Exercise details
Each entry here needs to be set down again exactly, please; pictures are left out.

Working data
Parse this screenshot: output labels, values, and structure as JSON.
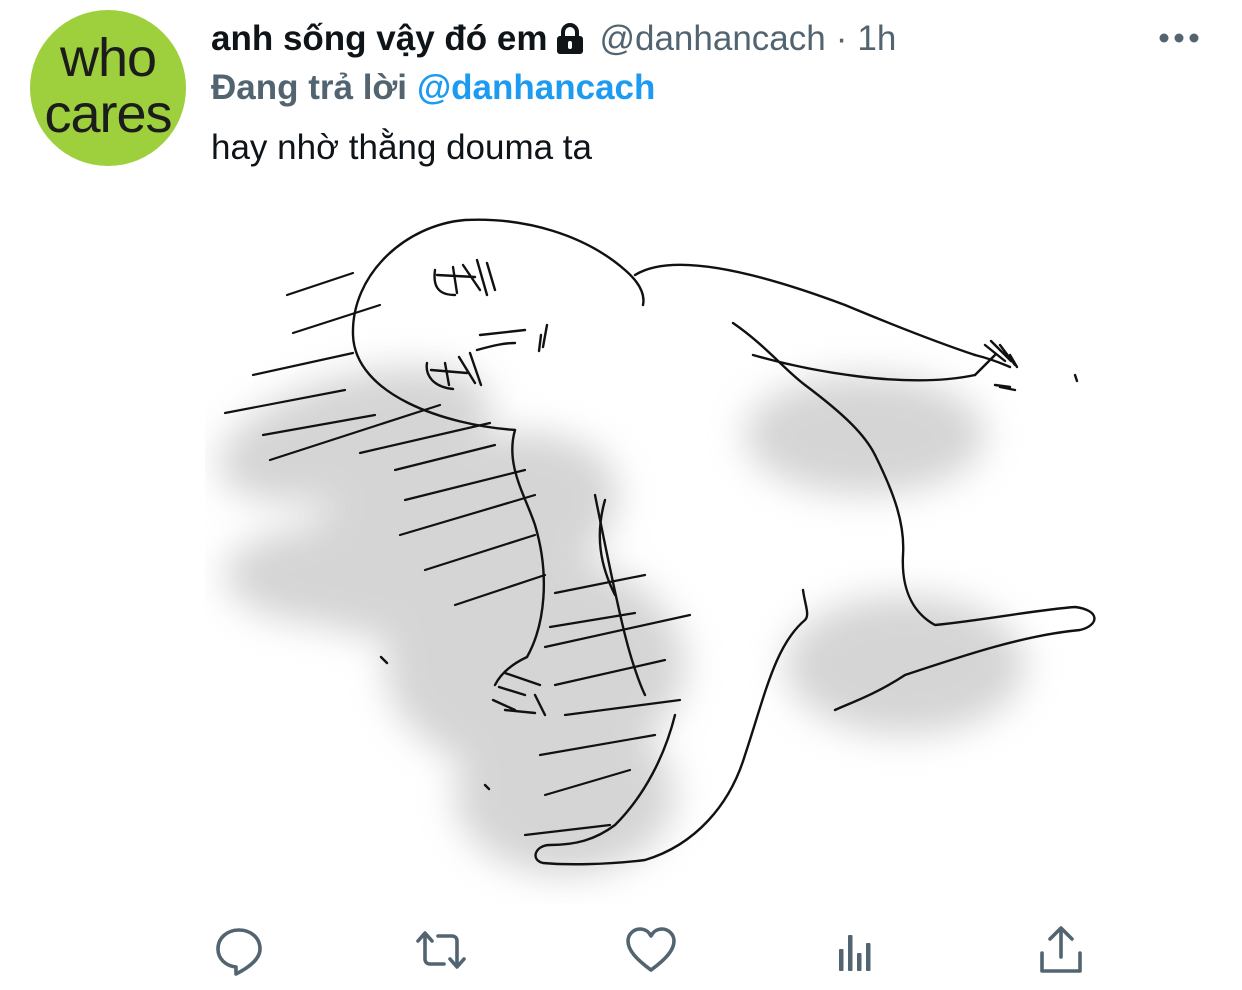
{
  "tweet": {
    "avatar": {
      "line1": "who",
      "line2": "cares",
      "color": "#9ecf3c"
    },
    "display_name": "anh sống vậy đó em",
    "lock_icon": "lock-icon",
    "handle": "@danhancach",
    "separator": "·",
    "time": "1h",
    "more_icon": "more-horizontal-icon",
    "reply_prefix": "Đang trả lời",
    "reply_handle": "@danhancach",
    "text": "hay nhờ thằng douma ta",
    "media": {
      "kind": "sketch-drawing"
    }
  },
  "actions": [
    {
      "icon": "reply-icon"
    },
    {
      "icon": "retweet-icon"
    },
    {
      "icon": "like-icon"
    },
    {
      "icon": "analytics-icon"
    },
    {
      "icon": "share-icon"
    }
  ],
  "colors": {
    "text": "#0f1419",
    "muted": "#536471",
    "accent": "#1d9bf0"
  }
}
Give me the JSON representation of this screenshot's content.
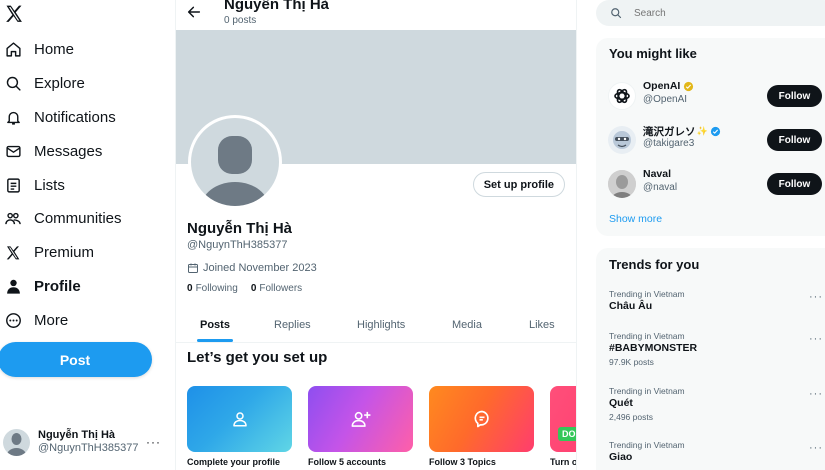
{
  "nav": {
    "items": [
      {
        "label": "Home",
        "icon": "home-icon"
      },
      {
        "label": "Explore",
        "icon": "search-icon"
      },
      {
        "label": "Notifications",
        "icon": "bell-icon"
      },
      {
        "label": "Messages",
        "icon": "envelope-icon"
      },
      {
        "label": "Lists",
        "icon": "list-icon"
      },
      {
        "label": "Communities",
        "icon": "people-icon"
      },
      {
        "label": "Premium",
        "icon": "x-logo-icon"
      },
      {
        "label": "Profile",
        "icon": "person-icon"
      },
      {
        "label": "More",
        "icon": "more-circle-icon"
      }
    ],
    "active": "Profile",
    "post_label": "Post",
    "account": {
      "name": "Nguyễn Thị Hà",
      "handle": "@NguynThH385377",
      "more": "···"
    }
  },
  "header": {
    "name": "Nguyễn Thị Hà",
    "posts": "0 posts"
  },
  "profile": {
    "setup_button": "Set up profile",
    "name": "Nguyễn Thị Hà",
    "handle": "@NguynThH385377",
    "joined": "Joined November 2023",
    "following_count": "0",
    "following_label": "Following",
    "followers_count": "0",
    "followers_label": "Followers"
  },
  "tabs": [
    "Posts",
    "Replies",
    "Highlights",
    "Media",
    "Likes"
  ],
  "active_tab": "Posts",
  "setup": {
    "title": "Let’s get you set up",
    "cards": [
      {
        "label": "Complete your profile",
        "icon": "person-outline-icon"
      },
      {
        "label": "Follow 5 accounts",
        "icon": "person-plus-icon"
      },
      {
        "label": "Follow 3 Topics",
        "icon": "topic-bubble-icon"
      },
      {
        "label": "Turn o",
        "badge": "DO"
      }
    ]
  },
  "search": {
    "placeholder": "Search"
  },
  "who_to_follow": {
    "title": "You might like",
    "accounts": [
      {
        "name": "OpenAI",
        "handle": "@OpenAI",
        "badge": "gold-verified-icon"
      },
      {
        "name": "滝沢ガレソ",
        "handle": "@takigare3",
        "badge": "blue-verified-icon",
        "emoji": "✨"
      },
      {
        "name": "Naval",
        "handle": "@naval"
      }
    ],
    "follow_label": "Follow",
    "show_more": "Show more"
  },
  "trends": {
    "title": "Trends for you",
    "items": [
      {
        "context": "Trending in Vietnam",
        "topic": "Châu Âu",
        "count": ""
      },
      {
        "context": "Trending in Vietnam",
        "topic": "#BABYMONSTER",
        "count": "97.9K posts"
      },
      {
        "context": "Trending in Vietnam",
        "topic": "Quét",
        "count": "2,496 posts"
      },
      {
        "context": "Trending in Vietnam",
        "topic": "Giao",
        "count": ""
      }
    ],
    "more": "···"
  },
  "colors": {
    "accent": "#1d9bf0",
    "text": "#0f1419",
    "muted": "#536471",
    "panel": "#f7f9f9"
  }
}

In response
Parse this screenshot: output labels, values, and structure as JSON.
{
  "tweet": {
    "avatar": {
      "line1": "who",
      "line2": "cares",
      "color": "#9ecf3c"
    },
    "display_name": "anh sống vậy đó em",
    "lock_icon": "lock-icon",
    "handle": "@danhancach",
    "separator": "·",
    "time": "1h",
    "more_icon": "more-horizontal-icon",
    "reply_prefix": "Đang trả lời",
    "reply_handle": "@danhancach",
    "text": "hay nhờ thằng douma ta",
    "media": {
      "kind": "sketch-drawing"
    }
  },
  "actions": [
    {
      "icon": "reply-icon"
    },
    {
      "icon": "retweet-icon"
    },
    {
      "icon": "like-icon"
    },
    {
      "icon": "analytics-icon"
    },
    {
      "icon": "share-icon"
    }
  ],
  "colors": {
    "text": "#0f1419",
    "muted": "#536471",
    "accent": "#1d9bf0"
  }
}
Give me the JSON representation of this screenshot's content.
{
  "nav": {
    "items": [
      {
        "label": "Home",
        "icon": "home-icon"
      },
      {
        "label": "Explore",
        "icon": "search-icon"
      },
      {
        "label": "Notifications",
        "icon": "bell-icon"
      },
      {
        "label": "Messages",
        "icon": "envelope-icon"
      },
      {
        "label": "Lists",
        "icon": "list-icon"
      },
      {
        "label": "Communities",
        "icon": "people-icon"
      },
      {
        "label": "Premium",
        "icon": "x-logo-icon"
      },
      {
        "label": "Profile",
        "icon": "person-icon"
      },
      {
        "label": "More",
        "icon": "more-circle-icon"
      }
    ],
    "active": "Profile",
    "post_label": "Post",
    "account": {
      "name": "Nguyễn Thị Hà",
      "handle": "@NguynThH385377",
      "more": "···"
    }
  },
  "header": {
    "name": "Nguyễn Thị Hà",
    "posts": "0 posts"
  },
  "profile": {
    "setup_button": "Set up profile",
    "name": "Nguyễn Thị Hà",
    "handle": "@NguynThH385377",
    "joined": "Joined November 2023",
    "following_count": "0",
    "following_label": "Following",
    "followers_count": "0",
    "followers_label": "Followers"
  },
  "tabs": [
    "Posts",
    "Replies",
    "Highlights",
    "Media",
    "Likes"
  ],
  "active_tab": "Posts",
  "setup": {
    "title": "Let’s get you set up",
    "cards": [
      {
        "label": "Complete your profile",
        "icon": "person-outline-icon"
      },
      {
        "label": "Follow 5 accounts",
        "icon": "person-plus-icon"
      },
      {
        "label": "Follow 3 Topics",
        "icon": "topic-bubble-icon"
      },
      {
        "label": "Turn o",
        "badge": "DO"
      }
    ]
  },
  "search": {
    "placeholder": "Search"
  },
  "who_to_follow": {
    "title": "You might like",
    "accounts": [
      {
        "name": "OpenAI",
        "handle": "@OpenAI",
        "badge": "gold-verified-icon"
      },
      {
        "name": "滝沢ガレソ",
        "handle": "@takigare3",
        "badge": "blue-verified-icon",
        "emoji": "✨"
      },
      {
        "name": "Naval",
        "handle": "@naval"
      }
    ],
    "follow_label": "Follow",
    "show_more": "Show more"
  },
  "trends": {
    "title": "Trends for you",
    "items": [
      {
        "context": "Trending in Vietnam",
        "topic": "Châu Âu",
        "count": ""
      },
      {
        "context": "Trending in Vietnam",
        "topic": "#BABYMONSTER",
        "count": "97.9K posts"
      },
      {
        "context": "Trending in Vietnam",
        "topic": "Quét",
        "count": "2,496 posts"
      },
      {
        "context": "Trending in Vietnam",
        "topic": "Giao",
        "count": ""
      }
    ],
    "more": "···"
  },
  "colors": {
    "accent": "#1d9bf0",
    "text": "#0f1419",
    "muted": "#536471",
    "panel": "#f7f9f9"
  }
}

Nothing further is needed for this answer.